Dataset records:
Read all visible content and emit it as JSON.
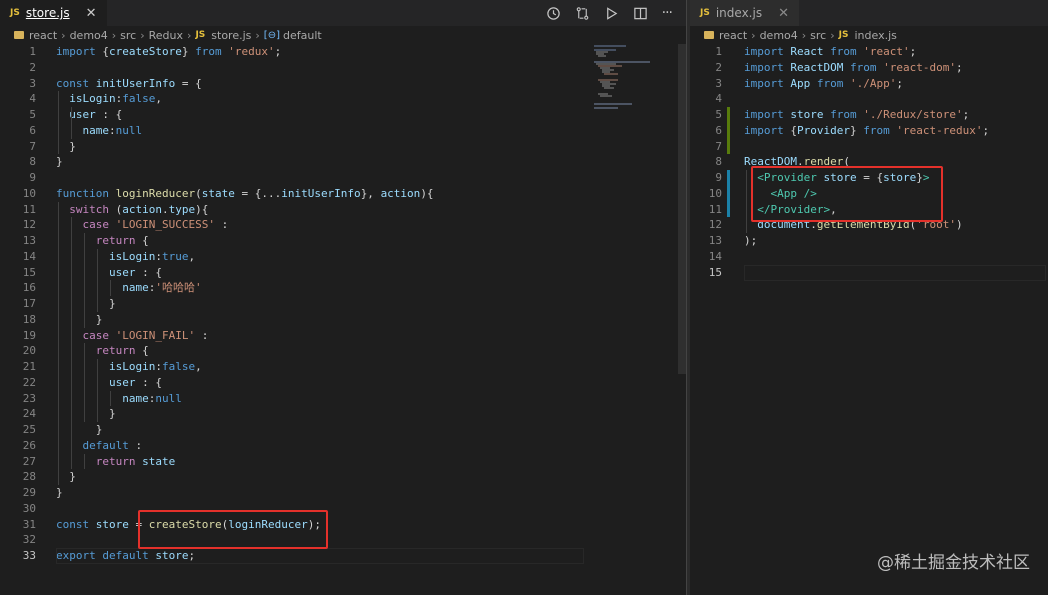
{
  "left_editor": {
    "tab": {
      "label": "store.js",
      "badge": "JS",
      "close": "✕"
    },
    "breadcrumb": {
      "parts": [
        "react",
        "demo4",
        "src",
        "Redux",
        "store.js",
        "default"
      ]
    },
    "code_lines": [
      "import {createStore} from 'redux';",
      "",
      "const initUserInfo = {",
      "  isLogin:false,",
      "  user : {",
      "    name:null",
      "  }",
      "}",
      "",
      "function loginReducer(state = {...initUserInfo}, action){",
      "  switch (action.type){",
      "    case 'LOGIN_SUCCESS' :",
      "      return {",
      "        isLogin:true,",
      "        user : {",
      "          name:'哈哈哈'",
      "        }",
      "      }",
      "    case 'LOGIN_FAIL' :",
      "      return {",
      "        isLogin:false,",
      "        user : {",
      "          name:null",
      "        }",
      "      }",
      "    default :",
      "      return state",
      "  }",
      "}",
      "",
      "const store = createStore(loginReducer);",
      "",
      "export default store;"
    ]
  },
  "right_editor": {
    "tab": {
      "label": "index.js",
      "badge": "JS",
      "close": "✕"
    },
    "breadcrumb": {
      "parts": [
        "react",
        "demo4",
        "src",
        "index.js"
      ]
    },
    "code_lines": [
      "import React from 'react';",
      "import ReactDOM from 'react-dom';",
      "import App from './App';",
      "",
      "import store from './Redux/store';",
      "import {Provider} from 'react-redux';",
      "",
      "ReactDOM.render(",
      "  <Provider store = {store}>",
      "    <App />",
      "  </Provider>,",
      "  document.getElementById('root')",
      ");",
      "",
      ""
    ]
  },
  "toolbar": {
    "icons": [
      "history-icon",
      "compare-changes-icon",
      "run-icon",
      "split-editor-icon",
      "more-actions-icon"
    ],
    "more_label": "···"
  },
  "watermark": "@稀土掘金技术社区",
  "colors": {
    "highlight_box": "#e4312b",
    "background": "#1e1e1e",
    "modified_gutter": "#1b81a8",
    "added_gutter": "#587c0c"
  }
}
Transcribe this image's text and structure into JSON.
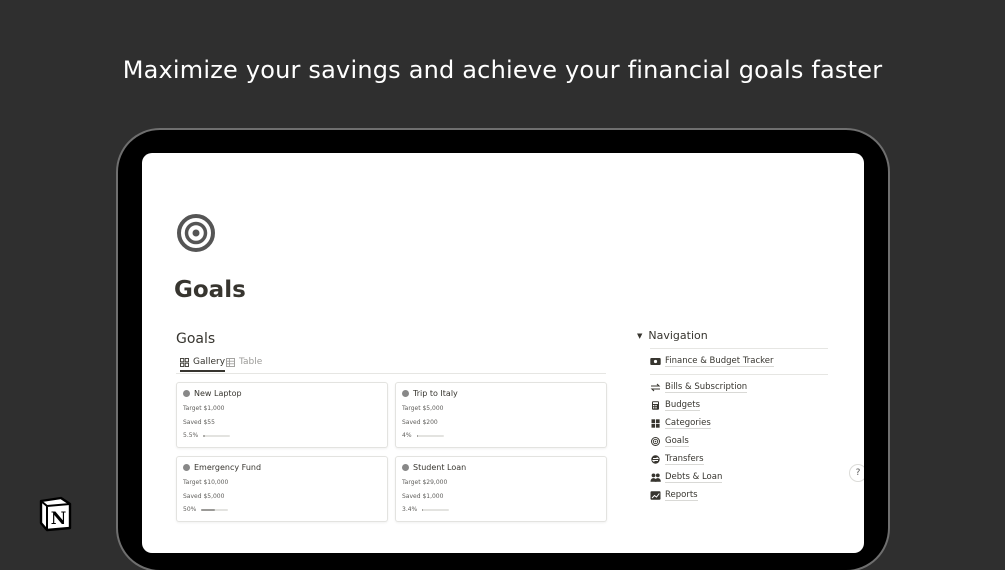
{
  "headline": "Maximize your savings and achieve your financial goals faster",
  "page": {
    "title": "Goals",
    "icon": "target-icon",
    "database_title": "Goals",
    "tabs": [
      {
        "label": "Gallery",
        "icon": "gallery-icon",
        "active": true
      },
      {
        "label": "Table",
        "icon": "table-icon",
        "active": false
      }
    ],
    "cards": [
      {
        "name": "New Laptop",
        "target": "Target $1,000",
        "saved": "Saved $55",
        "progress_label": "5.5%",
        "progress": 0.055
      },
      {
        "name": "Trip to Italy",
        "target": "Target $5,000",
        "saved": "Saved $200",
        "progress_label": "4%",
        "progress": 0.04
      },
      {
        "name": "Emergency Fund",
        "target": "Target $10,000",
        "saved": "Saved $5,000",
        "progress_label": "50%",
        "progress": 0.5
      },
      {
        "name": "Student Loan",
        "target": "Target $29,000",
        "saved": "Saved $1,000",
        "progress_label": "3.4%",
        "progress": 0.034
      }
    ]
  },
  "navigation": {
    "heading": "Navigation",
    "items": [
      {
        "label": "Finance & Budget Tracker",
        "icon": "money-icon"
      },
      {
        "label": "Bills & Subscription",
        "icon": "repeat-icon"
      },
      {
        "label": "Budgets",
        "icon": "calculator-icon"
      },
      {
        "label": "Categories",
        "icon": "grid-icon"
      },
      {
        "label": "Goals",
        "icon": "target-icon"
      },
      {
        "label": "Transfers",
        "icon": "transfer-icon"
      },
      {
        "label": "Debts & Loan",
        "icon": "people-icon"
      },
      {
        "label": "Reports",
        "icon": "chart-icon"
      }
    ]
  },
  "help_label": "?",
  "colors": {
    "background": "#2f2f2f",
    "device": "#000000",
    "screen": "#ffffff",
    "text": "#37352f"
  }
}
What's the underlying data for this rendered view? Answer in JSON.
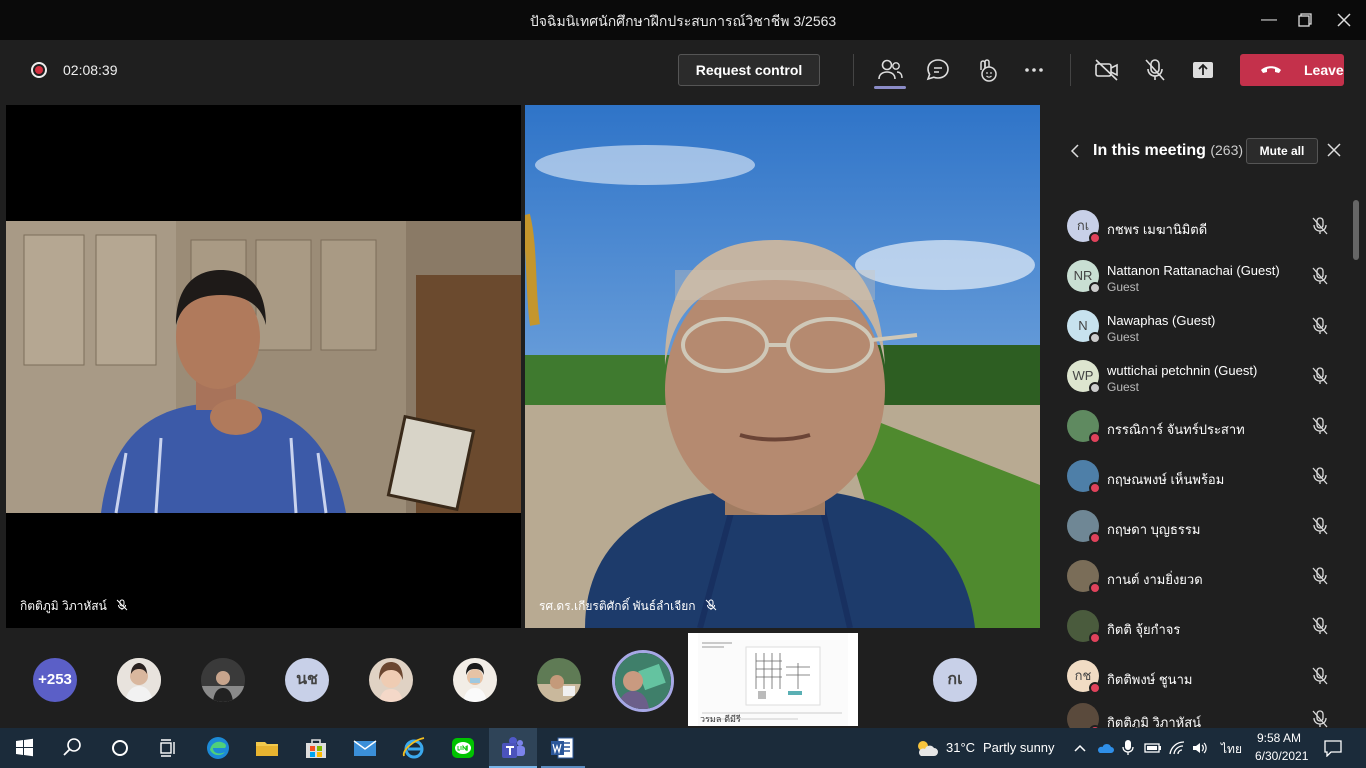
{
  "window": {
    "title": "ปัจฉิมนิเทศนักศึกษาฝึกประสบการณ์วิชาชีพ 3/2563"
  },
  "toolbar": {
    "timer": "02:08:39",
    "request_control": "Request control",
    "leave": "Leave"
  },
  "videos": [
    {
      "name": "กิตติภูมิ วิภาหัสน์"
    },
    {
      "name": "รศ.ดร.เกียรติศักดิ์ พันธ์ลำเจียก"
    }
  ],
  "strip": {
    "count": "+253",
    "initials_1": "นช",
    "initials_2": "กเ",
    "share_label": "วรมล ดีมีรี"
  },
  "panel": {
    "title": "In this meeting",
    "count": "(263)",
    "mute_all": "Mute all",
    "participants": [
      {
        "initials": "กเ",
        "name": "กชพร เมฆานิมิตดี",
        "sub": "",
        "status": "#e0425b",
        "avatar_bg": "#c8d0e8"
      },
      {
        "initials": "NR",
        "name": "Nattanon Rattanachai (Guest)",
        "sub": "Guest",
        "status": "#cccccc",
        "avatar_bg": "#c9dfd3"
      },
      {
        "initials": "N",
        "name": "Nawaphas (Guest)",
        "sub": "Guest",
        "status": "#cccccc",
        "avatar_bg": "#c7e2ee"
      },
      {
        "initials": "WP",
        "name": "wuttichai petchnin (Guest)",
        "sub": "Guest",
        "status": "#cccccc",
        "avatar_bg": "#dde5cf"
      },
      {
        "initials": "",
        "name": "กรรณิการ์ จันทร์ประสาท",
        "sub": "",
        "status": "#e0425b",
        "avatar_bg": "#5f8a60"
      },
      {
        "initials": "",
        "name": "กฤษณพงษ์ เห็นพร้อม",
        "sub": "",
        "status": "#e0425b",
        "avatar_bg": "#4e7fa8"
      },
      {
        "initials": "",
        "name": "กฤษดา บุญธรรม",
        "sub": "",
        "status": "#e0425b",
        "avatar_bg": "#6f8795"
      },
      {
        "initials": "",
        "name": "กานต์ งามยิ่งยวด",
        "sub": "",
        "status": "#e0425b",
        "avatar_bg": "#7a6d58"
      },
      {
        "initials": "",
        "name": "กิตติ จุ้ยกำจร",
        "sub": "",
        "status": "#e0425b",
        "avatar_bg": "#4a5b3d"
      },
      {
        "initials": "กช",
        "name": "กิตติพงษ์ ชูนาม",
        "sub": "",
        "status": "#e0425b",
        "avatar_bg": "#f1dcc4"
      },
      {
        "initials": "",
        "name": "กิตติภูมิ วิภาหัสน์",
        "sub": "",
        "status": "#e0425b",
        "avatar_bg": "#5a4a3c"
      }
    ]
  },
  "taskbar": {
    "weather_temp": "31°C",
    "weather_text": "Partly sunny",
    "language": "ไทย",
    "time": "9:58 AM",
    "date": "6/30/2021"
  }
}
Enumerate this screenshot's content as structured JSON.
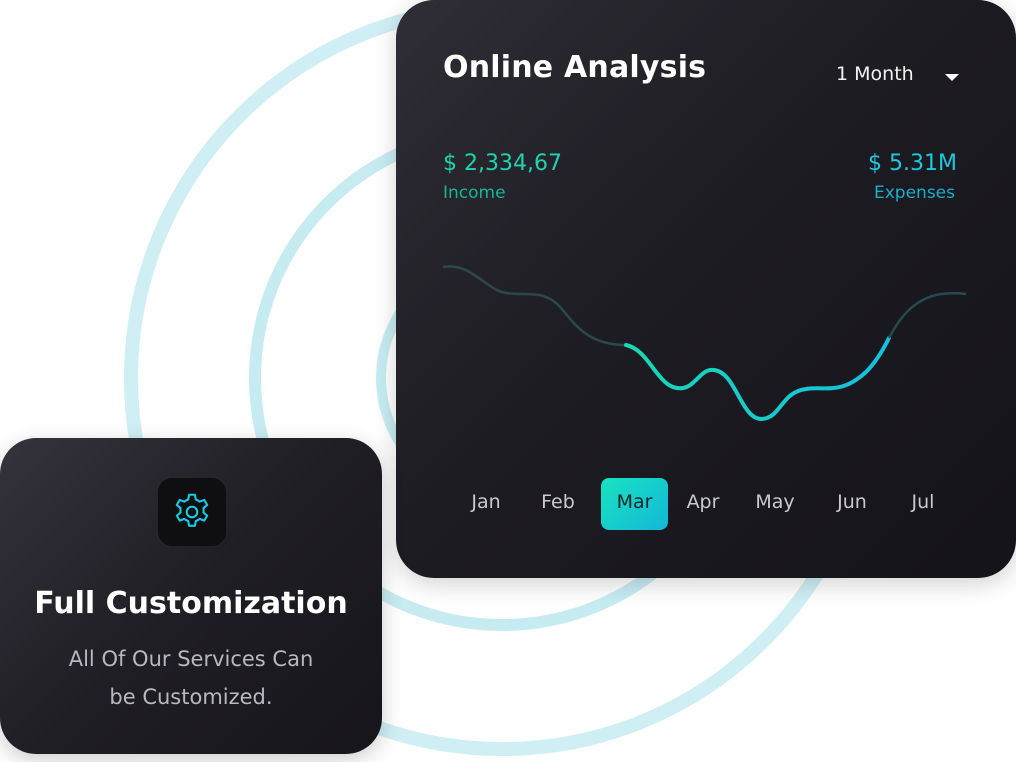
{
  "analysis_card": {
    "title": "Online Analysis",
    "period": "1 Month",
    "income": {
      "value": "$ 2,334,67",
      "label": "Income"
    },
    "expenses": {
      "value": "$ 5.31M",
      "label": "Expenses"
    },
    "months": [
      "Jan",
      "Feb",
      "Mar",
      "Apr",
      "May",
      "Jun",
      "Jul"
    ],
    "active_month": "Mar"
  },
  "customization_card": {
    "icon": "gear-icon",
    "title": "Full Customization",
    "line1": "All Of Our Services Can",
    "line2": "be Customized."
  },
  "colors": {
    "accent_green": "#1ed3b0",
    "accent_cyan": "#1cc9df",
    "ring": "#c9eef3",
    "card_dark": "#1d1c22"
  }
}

● **Exercise description**: Write out exactly the lines from the one containing "Enumerate this screenshot's" through the last line of the records above, both ends included, and leave out any pictures.

● **Finished exercise**:
Enumerate this screenshot's content as structured JSON.
{
  "analysis_card": {
    "title": "Online Analysis",
    "period": "1 Month",
    "income": {
      "value": "$ 2,334,67",
      "label": "Income"
    },
    "expenses": {
      "value": "$ 5.31M",
      "label": "Expenses"
    },
    "months": [
      "Jan",
      "Feb",
      "Mar",
      "Apr",
      "May",
      "Jun",
      "Jul"
    ],
    "active_month": "Mar"
  },
  "customization_card": {
    "icon": "gear-icon",
    "title": "Full Customization",
    "line1": "All Of Our Services Can",
    "line2": "be Customized."
  },
  "colors": {
    "accent_green": "#1ed3b0",
    "accent_cyan": "#1cc9df",
    "ring": "#c9eef3",
    "card_dark": "#1d1c22"
  }
}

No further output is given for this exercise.